**Work instructions**
Spot each line that carries the word "type"; copy those lines.

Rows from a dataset
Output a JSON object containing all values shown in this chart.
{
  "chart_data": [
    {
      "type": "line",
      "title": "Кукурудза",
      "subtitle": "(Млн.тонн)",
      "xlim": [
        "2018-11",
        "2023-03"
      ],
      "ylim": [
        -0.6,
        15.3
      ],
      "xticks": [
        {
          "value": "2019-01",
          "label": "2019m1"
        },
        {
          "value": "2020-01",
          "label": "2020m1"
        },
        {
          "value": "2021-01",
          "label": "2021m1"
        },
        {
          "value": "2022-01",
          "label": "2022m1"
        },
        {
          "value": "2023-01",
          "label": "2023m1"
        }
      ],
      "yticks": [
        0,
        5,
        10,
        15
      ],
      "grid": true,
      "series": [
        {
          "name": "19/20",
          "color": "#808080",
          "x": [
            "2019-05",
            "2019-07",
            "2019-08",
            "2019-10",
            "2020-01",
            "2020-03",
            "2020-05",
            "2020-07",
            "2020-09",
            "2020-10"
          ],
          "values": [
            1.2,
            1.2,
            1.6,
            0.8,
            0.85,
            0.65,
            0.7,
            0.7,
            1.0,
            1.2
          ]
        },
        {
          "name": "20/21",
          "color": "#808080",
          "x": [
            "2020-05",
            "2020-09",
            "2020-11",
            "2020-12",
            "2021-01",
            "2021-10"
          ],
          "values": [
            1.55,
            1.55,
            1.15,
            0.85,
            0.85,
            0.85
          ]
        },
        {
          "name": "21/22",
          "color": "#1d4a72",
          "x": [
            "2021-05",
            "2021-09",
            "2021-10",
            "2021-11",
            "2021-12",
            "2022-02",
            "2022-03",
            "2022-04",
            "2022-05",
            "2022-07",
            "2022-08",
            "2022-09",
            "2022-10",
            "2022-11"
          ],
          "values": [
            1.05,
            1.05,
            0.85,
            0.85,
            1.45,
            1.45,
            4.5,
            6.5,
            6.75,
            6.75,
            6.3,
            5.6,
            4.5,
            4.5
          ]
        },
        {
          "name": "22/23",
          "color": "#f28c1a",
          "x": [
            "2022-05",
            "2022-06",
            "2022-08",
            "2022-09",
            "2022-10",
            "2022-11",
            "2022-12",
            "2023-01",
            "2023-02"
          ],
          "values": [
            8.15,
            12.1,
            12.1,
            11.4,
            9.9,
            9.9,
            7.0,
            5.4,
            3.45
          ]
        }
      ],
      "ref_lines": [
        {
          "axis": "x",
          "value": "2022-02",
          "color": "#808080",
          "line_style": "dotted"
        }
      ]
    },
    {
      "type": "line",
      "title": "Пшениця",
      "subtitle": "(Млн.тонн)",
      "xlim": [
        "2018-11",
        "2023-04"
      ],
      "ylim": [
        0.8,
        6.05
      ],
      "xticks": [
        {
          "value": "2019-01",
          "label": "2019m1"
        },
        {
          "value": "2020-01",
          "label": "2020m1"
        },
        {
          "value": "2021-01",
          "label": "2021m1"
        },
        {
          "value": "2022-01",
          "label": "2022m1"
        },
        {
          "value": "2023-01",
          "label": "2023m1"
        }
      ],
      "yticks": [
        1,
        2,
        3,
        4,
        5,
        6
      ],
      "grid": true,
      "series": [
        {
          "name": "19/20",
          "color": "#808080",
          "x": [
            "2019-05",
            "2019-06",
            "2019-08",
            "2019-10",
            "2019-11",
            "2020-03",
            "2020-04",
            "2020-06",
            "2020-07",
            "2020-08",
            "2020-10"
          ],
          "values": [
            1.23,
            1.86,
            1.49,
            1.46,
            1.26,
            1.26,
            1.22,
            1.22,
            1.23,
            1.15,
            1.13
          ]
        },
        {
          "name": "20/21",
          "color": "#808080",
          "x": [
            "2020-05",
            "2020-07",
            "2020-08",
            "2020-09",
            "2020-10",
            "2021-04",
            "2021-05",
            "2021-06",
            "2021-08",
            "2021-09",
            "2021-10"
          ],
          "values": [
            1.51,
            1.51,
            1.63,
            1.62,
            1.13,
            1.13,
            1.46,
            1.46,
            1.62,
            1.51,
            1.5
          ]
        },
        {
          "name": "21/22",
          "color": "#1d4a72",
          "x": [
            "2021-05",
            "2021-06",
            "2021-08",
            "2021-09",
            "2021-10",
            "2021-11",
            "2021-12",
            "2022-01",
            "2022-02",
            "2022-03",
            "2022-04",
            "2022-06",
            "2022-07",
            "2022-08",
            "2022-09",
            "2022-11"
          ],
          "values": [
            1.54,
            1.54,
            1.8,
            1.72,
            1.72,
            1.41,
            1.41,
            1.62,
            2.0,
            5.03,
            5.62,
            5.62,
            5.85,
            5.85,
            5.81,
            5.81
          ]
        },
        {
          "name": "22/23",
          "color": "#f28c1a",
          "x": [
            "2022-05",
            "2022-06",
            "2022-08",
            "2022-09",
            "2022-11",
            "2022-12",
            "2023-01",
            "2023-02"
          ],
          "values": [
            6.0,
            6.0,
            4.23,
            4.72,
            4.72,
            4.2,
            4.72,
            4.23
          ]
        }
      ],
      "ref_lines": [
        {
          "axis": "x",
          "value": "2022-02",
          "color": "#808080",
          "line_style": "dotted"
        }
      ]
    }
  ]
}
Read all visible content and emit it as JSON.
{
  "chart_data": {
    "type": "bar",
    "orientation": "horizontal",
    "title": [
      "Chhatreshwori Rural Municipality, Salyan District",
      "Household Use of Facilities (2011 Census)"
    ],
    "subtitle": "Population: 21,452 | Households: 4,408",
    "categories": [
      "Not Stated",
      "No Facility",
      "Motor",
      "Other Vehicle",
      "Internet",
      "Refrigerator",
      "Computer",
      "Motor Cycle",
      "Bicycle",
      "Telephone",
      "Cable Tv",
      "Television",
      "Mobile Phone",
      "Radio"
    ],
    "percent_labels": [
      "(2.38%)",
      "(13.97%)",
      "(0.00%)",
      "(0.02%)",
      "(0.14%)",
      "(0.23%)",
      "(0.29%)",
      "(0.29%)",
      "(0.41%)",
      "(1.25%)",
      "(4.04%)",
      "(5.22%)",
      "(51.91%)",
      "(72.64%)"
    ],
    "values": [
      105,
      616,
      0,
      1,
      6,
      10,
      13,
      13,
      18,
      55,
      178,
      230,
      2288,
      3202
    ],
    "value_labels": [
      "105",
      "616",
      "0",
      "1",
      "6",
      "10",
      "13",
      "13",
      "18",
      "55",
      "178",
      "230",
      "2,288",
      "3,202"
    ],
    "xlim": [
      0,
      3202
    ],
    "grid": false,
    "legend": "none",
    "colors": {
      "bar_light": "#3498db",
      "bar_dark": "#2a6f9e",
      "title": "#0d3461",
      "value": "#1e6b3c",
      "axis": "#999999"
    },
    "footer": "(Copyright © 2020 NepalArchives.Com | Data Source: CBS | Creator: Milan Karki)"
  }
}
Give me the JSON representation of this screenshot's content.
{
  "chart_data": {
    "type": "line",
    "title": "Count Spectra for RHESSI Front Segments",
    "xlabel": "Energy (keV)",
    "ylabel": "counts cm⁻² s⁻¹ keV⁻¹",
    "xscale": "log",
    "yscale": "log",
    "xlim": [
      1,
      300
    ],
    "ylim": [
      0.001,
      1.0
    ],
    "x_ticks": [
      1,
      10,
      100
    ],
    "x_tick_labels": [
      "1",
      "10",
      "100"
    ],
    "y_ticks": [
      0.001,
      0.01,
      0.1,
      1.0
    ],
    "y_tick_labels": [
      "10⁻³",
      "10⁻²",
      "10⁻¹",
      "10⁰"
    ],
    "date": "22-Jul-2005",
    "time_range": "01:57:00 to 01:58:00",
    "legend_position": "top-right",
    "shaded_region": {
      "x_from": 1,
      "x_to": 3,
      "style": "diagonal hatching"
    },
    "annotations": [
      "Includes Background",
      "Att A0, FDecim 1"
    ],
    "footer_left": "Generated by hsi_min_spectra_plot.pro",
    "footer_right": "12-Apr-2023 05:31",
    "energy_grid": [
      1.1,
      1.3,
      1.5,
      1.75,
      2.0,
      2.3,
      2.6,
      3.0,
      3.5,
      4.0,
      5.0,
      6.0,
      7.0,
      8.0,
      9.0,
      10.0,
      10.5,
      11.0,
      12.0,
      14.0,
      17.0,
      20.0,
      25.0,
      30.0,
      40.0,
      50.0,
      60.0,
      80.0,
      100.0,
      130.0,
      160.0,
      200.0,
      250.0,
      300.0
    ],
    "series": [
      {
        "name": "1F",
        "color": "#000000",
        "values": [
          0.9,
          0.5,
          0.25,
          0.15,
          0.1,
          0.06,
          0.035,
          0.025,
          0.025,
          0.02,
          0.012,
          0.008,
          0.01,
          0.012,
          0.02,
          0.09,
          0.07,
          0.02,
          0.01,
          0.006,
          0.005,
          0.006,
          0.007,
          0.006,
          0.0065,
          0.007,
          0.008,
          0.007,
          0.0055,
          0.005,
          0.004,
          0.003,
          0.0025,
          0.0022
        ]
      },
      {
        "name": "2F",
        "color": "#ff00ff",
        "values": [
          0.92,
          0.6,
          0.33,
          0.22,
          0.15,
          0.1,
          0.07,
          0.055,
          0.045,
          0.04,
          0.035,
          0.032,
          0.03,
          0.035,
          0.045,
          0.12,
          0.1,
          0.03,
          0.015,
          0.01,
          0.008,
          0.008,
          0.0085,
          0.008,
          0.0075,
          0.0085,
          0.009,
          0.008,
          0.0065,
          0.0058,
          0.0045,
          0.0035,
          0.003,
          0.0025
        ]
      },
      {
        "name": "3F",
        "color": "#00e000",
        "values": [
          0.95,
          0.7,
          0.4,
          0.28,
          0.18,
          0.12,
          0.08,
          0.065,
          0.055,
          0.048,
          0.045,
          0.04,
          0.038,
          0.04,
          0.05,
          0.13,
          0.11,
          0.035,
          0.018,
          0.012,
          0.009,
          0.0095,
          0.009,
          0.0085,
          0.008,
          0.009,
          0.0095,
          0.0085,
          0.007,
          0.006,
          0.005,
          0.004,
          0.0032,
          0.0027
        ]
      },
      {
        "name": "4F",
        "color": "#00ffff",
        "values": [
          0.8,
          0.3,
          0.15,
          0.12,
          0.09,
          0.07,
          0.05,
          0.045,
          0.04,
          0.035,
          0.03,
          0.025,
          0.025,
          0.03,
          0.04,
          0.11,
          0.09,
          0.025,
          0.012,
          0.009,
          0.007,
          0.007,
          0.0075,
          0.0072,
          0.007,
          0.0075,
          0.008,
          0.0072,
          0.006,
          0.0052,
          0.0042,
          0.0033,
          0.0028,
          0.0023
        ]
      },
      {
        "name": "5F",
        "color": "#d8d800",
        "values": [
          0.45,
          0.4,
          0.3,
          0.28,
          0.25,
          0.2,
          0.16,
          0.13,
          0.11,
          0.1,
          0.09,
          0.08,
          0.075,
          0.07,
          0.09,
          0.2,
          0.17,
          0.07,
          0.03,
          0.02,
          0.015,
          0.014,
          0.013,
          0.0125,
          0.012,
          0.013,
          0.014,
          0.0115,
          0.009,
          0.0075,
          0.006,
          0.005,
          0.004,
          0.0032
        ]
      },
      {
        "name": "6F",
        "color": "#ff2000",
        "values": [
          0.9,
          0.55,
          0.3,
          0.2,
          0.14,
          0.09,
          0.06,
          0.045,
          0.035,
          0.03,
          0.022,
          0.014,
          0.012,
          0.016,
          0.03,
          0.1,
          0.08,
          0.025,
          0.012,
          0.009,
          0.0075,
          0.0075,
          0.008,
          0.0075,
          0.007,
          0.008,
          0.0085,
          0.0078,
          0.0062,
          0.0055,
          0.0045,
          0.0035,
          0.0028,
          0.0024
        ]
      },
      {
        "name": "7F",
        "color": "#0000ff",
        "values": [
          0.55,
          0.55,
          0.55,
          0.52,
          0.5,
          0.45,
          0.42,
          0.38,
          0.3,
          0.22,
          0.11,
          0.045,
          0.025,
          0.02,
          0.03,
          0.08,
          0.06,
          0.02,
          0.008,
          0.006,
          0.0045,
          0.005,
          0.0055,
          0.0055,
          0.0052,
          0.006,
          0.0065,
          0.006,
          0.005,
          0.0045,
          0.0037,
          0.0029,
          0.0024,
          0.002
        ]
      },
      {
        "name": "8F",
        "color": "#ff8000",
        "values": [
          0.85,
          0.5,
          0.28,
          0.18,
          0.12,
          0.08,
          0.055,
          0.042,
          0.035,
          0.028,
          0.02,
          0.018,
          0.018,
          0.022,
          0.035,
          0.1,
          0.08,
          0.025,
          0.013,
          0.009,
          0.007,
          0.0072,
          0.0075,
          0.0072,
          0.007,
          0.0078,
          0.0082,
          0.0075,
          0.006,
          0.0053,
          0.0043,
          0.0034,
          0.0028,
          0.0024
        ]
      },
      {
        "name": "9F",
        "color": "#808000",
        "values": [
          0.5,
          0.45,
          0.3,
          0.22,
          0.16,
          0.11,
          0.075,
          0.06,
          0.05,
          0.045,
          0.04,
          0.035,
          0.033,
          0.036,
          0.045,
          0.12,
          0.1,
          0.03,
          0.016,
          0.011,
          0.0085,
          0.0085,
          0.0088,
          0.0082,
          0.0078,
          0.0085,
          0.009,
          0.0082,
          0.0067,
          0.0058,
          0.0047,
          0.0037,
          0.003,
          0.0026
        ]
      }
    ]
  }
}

**Output of the exercise**
      "type": "line",
      "type": "line",
    "type": "bar",
    "type": "line",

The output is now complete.